▸ WHAT YOU WILL DO
Below is a block of records. Copy every line in it that contains the word "ZelenskyyUa".

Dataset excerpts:
= = =

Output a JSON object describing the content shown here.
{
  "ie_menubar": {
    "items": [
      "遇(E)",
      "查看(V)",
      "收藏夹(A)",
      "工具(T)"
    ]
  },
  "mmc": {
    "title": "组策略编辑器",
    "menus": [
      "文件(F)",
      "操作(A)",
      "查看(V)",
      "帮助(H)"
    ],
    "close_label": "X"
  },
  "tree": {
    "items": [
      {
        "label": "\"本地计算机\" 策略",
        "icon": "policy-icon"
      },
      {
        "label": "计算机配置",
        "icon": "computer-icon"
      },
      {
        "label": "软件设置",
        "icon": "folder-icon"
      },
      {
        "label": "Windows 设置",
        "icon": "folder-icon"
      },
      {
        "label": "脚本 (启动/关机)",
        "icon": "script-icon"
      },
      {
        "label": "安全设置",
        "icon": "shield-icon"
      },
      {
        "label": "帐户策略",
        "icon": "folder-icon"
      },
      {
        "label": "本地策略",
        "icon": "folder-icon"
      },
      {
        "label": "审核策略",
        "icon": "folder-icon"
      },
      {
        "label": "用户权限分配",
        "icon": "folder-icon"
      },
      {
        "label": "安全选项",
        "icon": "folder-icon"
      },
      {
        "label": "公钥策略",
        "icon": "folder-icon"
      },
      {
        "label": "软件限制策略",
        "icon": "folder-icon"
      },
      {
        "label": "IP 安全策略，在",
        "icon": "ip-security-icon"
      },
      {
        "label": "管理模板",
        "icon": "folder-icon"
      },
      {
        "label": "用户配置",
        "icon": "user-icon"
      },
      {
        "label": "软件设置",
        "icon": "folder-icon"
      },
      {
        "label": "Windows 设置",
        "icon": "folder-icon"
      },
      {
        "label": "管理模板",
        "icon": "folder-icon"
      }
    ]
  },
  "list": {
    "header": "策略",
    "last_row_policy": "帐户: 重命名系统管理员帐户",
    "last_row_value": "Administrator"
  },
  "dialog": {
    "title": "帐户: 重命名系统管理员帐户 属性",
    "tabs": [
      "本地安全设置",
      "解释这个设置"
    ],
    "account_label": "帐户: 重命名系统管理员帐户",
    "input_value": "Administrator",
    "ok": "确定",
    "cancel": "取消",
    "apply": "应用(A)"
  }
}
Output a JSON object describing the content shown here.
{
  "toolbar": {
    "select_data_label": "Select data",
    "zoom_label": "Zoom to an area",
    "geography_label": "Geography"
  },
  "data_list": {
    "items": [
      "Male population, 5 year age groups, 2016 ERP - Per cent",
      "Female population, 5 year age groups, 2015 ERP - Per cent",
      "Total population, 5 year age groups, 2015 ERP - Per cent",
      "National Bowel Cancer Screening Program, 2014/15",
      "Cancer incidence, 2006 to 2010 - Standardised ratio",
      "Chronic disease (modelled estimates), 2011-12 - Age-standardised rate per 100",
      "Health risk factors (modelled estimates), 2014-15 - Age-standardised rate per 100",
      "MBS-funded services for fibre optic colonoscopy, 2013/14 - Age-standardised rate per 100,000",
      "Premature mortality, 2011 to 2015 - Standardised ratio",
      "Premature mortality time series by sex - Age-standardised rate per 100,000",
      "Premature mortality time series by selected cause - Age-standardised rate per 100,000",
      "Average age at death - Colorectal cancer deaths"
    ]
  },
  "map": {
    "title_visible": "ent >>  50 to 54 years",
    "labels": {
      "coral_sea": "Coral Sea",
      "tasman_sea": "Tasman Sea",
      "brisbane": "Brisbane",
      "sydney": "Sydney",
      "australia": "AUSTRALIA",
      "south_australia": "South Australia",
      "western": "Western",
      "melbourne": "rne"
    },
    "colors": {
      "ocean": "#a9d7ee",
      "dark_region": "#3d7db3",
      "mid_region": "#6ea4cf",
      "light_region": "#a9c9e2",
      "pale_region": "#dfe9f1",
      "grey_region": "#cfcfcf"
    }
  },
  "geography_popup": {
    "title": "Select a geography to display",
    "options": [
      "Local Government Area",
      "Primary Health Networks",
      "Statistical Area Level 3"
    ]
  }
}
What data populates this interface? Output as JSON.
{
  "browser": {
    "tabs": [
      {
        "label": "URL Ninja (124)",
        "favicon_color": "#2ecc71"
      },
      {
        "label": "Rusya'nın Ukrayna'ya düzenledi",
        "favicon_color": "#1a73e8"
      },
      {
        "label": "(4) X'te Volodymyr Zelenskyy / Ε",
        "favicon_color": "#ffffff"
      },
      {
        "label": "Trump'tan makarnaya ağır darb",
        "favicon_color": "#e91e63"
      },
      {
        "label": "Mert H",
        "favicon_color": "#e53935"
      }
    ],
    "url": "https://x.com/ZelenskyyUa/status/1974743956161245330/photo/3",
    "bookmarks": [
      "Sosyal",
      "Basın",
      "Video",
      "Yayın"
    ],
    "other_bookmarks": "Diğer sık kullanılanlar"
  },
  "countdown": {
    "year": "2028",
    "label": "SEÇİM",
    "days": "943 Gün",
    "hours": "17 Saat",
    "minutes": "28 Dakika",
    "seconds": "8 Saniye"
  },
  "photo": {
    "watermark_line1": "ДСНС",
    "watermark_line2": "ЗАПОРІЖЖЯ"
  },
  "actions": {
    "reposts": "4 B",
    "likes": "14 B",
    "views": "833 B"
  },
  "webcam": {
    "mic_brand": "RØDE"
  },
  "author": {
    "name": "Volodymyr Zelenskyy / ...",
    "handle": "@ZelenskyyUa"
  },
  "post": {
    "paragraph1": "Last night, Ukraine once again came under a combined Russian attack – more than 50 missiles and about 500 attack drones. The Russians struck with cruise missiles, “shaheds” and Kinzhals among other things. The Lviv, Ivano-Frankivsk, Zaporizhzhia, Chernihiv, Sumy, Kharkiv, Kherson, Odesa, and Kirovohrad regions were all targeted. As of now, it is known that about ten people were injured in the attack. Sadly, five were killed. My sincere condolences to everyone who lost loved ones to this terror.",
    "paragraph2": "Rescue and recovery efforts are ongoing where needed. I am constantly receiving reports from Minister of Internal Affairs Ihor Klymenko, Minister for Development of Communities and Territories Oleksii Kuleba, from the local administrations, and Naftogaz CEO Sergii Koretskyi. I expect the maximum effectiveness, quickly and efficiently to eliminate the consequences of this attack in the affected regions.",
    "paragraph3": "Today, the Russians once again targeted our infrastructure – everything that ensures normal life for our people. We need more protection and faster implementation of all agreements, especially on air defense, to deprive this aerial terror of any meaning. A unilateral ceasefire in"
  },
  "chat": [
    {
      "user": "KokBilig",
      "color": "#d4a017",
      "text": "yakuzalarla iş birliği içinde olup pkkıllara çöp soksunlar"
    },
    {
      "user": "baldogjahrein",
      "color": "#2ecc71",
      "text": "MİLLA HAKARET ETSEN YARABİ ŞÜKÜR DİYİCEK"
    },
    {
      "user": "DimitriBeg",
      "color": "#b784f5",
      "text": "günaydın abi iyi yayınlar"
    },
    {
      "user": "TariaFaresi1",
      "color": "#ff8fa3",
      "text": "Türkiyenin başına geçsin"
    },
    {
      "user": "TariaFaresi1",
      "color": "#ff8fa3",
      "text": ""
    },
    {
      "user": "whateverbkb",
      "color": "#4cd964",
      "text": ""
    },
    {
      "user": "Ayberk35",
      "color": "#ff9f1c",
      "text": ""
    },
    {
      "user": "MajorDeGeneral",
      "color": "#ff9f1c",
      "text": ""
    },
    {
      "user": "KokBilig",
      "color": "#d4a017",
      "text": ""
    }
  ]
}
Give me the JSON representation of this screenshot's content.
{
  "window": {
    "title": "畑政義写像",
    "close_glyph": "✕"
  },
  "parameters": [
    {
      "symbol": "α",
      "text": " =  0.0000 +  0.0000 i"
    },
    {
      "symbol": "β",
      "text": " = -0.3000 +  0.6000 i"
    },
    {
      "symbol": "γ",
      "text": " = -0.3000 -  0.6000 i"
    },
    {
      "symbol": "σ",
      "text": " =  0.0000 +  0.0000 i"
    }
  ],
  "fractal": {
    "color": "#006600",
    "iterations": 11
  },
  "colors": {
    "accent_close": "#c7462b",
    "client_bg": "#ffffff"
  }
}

= = =

▸ RESPONSE TO THIS TASK
    "url": "https://x.com/ZelenskyyUa/status/1974743956161245330/photo/3",
    "handle": "@ZelenskyyUa"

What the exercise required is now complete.